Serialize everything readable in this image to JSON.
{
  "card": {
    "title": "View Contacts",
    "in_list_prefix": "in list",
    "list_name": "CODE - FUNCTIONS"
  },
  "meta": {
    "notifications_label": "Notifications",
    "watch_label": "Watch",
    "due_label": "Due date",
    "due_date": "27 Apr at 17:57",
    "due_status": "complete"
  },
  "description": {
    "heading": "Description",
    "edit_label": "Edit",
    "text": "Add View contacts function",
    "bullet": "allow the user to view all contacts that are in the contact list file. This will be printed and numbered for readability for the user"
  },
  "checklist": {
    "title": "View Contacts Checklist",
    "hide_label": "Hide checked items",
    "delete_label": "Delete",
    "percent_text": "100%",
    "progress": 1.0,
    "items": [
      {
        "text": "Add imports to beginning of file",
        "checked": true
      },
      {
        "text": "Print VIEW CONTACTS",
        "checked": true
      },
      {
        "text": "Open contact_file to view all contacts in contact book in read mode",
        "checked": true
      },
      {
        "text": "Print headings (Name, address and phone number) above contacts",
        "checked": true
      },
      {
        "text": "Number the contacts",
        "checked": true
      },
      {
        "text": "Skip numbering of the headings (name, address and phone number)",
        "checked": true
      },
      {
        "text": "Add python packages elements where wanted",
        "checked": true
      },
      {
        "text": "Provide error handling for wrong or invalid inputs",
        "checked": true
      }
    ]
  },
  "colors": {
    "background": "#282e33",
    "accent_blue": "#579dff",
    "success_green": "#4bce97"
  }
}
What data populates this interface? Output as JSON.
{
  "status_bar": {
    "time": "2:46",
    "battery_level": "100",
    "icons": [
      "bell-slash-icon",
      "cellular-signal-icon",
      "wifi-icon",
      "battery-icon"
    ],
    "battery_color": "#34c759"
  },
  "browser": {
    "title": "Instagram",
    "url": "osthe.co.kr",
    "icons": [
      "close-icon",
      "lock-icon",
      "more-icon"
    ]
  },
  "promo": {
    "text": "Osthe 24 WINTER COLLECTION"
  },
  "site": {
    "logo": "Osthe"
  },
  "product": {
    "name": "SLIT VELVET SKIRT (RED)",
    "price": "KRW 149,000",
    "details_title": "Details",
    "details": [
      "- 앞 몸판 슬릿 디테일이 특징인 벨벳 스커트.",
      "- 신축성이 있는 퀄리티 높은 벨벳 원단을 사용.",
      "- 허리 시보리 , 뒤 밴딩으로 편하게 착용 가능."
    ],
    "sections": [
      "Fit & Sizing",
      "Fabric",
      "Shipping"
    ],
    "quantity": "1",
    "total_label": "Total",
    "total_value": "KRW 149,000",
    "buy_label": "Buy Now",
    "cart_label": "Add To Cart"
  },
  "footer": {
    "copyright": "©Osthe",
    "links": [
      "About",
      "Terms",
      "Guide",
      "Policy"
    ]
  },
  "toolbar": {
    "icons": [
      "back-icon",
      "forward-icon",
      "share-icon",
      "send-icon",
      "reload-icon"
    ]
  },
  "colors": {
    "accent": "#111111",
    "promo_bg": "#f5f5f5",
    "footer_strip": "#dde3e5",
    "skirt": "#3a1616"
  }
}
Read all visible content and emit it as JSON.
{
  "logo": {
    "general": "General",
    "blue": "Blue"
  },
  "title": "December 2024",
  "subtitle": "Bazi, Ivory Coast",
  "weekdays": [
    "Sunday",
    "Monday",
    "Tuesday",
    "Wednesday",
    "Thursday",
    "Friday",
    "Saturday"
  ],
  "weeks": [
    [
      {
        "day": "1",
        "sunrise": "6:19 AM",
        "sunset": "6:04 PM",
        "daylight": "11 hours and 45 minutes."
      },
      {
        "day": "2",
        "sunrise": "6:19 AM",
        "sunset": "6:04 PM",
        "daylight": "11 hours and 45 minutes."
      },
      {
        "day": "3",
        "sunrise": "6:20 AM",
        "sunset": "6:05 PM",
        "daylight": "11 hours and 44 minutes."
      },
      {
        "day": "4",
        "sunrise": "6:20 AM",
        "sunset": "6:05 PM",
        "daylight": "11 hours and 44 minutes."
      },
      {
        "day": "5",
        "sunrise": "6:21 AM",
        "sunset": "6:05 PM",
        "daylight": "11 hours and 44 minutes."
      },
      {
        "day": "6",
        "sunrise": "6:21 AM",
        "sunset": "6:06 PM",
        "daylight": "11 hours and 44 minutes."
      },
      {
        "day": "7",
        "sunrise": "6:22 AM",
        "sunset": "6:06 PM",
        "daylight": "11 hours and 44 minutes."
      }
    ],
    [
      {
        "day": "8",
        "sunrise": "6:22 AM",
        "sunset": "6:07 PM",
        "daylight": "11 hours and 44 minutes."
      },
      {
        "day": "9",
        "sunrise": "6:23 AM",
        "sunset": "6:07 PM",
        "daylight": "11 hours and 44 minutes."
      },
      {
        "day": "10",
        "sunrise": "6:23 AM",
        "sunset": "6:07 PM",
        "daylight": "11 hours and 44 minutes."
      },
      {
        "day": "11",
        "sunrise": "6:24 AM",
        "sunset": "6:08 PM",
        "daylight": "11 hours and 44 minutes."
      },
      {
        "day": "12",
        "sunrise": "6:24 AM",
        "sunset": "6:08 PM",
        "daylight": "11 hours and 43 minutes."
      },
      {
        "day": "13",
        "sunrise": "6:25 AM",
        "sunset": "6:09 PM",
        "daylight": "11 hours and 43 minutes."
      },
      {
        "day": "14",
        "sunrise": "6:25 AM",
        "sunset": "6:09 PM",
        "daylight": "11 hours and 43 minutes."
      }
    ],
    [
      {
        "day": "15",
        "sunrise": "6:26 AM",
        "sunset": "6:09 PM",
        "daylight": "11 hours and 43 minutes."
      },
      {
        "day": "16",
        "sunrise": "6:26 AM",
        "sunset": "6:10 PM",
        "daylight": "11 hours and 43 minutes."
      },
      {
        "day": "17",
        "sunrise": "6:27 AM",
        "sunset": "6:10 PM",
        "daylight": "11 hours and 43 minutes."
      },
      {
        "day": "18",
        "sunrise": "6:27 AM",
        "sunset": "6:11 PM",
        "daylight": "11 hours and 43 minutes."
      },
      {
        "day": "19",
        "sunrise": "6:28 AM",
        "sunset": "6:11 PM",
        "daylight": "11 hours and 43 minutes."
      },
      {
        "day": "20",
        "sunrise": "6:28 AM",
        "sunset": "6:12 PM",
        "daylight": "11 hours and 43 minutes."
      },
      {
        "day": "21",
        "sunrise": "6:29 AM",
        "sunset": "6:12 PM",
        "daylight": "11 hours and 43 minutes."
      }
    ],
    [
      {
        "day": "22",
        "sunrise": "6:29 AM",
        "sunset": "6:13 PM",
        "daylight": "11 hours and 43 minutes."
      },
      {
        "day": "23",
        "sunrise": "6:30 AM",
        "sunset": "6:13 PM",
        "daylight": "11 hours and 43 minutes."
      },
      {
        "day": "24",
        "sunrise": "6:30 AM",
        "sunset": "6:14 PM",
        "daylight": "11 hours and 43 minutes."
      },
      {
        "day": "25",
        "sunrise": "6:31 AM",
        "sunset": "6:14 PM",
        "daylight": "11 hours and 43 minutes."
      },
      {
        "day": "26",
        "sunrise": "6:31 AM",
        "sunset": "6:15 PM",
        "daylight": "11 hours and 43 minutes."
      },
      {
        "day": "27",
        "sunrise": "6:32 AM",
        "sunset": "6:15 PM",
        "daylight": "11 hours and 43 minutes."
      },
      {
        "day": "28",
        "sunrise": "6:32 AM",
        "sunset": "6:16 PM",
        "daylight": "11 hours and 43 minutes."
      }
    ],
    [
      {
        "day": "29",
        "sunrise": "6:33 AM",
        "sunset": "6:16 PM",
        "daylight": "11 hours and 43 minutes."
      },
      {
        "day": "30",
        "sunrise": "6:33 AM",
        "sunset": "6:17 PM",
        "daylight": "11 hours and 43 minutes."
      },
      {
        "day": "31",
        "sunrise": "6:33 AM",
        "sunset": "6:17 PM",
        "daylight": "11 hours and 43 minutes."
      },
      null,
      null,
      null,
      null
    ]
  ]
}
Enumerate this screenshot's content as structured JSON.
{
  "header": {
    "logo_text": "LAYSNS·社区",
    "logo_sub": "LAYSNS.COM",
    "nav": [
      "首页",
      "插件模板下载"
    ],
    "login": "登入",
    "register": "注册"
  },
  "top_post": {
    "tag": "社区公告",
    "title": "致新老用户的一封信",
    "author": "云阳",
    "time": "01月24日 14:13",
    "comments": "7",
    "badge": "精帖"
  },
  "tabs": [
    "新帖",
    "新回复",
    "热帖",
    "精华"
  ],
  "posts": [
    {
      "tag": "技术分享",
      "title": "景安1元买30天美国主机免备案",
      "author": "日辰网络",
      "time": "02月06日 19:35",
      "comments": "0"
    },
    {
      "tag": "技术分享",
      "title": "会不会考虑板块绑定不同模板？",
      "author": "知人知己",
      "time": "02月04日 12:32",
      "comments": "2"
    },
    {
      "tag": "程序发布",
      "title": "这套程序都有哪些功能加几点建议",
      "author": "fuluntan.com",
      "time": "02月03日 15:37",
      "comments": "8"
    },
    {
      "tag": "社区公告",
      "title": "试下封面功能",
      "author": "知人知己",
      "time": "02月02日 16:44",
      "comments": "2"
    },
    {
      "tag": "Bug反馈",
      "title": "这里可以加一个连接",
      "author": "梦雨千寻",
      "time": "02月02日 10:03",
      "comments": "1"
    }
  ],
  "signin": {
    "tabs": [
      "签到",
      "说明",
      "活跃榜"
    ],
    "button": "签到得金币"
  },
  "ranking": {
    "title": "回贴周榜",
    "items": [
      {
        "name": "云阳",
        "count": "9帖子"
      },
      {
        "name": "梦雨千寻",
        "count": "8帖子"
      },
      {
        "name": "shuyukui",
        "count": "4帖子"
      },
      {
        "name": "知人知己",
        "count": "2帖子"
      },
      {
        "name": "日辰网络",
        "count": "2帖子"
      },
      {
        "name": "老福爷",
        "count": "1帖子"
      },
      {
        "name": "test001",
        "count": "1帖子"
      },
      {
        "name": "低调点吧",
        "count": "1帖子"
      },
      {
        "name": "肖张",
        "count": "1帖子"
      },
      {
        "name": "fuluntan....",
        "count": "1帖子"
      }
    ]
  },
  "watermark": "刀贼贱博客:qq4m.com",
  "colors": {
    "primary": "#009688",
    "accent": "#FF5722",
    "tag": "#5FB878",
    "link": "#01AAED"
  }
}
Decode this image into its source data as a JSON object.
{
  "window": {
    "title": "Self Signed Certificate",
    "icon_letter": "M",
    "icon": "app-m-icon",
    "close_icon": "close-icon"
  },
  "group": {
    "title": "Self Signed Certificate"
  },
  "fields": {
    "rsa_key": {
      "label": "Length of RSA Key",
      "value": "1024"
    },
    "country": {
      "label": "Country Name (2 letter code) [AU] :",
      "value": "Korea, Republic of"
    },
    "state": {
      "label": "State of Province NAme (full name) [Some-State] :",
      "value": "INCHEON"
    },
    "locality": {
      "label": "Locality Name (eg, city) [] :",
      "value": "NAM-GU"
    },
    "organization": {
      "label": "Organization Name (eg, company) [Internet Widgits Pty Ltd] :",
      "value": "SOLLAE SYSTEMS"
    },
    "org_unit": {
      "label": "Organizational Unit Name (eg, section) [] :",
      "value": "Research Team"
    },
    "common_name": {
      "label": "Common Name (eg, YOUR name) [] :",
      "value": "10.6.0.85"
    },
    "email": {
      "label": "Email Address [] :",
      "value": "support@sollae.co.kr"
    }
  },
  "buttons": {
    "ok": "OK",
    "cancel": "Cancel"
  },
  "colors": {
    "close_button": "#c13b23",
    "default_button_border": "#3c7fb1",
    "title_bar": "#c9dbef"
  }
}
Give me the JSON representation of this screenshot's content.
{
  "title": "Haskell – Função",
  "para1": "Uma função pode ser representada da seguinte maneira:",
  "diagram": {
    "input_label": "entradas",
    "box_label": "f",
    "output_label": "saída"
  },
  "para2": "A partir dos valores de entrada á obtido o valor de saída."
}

What you are asked to do:
Extract every line from the one containing "Give me the" to the end of the entries, including both of those lines, exactly as given and with nothing added.

Written response:
Give me the JSON representation of this screenshot's content.
{
  "title": "Haskell – Função",
  "para1": "Uma função pode ser representada da seguinte maneira:",
  "diagram": {
    "input_label": "entradas",
    "box_label": "f",
    "output_label": "saída"
  },
  "para2": "A partir dos valores de entrada á obtido o valor de saída."
}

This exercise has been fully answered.